• **Stated goal**: Count the lines below that contain "ELISA试剂盒". Give only the number.

begin Data for this task

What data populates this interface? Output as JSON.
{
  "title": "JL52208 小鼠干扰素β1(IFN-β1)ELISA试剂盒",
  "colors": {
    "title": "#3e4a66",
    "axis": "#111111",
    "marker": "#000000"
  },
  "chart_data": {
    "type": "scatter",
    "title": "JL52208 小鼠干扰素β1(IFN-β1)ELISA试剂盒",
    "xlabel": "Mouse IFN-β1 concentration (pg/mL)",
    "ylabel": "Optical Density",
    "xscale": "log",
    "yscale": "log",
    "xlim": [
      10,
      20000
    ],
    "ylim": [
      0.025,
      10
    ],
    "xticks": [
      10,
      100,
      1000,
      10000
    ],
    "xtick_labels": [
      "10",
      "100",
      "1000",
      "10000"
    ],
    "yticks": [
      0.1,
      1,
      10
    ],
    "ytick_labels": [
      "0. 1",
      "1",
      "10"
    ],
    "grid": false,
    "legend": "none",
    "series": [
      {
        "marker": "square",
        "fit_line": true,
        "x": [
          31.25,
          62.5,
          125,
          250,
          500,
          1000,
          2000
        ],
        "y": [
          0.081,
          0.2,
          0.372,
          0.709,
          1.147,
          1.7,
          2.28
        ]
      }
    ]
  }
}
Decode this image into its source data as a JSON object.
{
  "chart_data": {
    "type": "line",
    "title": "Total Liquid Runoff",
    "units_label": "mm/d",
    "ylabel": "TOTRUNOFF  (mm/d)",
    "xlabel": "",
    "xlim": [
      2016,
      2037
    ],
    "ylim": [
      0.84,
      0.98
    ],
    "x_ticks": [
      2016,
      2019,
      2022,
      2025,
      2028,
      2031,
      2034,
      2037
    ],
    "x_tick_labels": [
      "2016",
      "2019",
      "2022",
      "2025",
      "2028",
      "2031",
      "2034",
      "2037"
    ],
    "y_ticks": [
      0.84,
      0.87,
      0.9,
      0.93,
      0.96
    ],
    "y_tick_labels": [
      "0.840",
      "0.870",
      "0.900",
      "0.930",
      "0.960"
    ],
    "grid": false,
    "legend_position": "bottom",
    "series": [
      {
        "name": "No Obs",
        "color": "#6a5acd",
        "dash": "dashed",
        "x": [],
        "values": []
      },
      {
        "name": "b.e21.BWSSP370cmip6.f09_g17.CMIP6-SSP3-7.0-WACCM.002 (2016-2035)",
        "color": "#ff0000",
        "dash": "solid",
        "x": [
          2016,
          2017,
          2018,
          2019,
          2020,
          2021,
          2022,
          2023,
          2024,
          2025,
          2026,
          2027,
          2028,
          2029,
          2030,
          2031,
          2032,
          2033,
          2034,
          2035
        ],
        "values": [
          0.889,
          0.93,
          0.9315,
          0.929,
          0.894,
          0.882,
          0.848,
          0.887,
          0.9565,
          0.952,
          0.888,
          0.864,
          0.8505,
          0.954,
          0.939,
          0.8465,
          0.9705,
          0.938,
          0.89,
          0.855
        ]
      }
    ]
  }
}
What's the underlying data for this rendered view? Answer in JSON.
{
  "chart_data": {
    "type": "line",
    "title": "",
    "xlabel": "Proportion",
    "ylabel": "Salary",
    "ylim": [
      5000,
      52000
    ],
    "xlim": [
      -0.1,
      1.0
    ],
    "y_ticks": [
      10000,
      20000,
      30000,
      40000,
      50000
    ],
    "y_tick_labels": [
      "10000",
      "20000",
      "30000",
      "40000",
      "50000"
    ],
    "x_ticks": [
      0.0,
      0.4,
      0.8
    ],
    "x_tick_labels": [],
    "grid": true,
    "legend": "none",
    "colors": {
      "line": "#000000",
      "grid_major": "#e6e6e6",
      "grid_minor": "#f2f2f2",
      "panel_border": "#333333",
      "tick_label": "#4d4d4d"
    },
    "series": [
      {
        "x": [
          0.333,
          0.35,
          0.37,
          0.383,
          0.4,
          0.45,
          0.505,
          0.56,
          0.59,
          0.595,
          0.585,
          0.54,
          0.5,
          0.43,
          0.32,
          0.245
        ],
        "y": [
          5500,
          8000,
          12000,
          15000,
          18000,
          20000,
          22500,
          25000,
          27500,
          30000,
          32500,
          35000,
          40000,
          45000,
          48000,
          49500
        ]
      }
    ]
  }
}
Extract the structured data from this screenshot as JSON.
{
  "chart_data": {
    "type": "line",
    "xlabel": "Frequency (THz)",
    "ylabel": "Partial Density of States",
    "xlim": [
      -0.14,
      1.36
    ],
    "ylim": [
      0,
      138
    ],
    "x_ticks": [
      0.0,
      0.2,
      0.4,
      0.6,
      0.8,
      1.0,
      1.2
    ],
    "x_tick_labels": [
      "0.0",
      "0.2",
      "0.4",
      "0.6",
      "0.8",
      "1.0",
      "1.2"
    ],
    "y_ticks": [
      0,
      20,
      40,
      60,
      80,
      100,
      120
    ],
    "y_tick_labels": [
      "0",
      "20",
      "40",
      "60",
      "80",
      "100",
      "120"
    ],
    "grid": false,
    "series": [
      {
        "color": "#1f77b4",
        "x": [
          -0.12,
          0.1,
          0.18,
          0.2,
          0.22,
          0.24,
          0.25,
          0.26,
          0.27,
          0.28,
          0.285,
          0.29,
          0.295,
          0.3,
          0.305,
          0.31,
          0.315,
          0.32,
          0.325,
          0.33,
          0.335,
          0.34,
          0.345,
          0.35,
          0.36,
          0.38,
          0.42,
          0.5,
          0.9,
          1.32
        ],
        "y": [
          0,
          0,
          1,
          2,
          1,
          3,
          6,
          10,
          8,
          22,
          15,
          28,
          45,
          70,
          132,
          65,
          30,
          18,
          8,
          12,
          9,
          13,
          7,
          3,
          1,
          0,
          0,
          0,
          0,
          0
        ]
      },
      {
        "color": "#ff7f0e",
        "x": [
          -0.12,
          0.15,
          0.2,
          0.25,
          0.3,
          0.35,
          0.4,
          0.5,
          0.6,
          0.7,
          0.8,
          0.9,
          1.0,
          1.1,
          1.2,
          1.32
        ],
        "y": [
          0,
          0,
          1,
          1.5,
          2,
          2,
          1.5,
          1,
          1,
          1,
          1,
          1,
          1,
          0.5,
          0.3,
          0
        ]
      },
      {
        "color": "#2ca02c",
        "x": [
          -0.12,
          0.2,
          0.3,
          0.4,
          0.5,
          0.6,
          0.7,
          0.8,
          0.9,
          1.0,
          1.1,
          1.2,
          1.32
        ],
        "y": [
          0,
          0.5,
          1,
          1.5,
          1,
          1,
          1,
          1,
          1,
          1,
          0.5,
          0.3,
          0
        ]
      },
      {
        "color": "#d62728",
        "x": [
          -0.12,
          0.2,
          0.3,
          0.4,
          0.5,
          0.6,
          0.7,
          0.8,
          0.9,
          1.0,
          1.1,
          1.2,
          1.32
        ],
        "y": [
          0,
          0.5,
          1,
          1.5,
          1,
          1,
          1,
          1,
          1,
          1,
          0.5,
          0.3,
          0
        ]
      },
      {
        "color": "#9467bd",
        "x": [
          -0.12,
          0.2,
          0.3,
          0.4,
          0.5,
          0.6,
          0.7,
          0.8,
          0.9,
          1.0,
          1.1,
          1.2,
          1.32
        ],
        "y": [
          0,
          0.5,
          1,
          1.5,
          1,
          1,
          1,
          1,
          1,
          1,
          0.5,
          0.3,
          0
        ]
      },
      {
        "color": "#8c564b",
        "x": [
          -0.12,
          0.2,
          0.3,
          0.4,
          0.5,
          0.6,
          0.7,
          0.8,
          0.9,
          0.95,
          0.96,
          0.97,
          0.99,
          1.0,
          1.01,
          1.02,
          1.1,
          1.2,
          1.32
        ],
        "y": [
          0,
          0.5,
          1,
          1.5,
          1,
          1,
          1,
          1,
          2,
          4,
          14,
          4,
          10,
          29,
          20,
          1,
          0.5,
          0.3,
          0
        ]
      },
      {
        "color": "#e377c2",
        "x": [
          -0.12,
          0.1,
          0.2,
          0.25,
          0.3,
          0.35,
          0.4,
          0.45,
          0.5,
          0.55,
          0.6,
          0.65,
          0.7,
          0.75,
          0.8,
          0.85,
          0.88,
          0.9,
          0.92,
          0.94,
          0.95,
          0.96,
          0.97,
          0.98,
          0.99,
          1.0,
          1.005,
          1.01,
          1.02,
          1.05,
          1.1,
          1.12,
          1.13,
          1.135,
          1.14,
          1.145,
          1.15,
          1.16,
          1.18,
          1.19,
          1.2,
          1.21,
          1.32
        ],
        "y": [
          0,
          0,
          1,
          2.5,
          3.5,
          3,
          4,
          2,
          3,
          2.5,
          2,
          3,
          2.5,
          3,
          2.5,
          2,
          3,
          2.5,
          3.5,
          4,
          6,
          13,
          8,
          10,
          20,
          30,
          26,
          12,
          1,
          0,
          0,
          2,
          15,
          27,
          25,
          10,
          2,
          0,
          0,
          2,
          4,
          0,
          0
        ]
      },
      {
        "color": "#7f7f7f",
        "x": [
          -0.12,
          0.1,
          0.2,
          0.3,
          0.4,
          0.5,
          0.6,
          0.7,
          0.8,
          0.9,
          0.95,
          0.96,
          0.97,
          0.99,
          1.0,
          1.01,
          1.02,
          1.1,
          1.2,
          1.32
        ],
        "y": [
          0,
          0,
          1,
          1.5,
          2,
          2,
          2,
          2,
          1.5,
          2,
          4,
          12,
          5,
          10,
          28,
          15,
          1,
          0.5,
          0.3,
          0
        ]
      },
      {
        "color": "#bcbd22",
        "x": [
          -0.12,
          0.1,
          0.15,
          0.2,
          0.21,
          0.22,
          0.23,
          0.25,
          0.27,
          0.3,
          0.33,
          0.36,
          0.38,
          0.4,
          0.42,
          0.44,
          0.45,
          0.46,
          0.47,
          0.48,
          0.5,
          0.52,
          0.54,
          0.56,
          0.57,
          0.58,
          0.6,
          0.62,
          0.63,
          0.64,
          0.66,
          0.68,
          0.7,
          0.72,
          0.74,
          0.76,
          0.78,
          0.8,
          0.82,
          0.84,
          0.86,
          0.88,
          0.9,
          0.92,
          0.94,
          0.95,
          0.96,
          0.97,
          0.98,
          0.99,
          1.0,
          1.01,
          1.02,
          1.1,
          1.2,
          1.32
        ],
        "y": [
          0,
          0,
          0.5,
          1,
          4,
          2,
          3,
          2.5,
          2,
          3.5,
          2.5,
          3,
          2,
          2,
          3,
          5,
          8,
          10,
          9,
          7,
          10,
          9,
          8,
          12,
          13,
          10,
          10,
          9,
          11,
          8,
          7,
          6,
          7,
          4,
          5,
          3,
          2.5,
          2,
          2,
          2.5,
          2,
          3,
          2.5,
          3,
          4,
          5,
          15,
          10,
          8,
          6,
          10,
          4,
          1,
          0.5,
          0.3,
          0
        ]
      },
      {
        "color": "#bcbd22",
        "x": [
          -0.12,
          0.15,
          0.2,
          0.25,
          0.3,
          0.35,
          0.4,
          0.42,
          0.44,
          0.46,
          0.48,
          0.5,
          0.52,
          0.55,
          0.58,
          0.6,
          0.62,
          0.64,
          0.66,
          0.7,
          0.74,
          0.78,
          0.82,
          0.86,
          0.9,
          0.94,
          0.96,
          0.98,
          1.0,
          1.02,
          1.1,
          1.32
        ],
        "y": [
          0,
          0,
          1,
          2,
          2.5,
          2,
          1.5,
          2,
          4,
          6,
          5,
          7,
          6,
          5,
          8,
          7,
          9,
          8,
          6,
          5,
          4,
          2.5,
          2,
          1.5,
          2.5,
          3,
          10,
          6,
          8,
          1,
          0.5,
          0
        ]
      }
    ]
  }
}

end Data for this task

• **Final result**: 2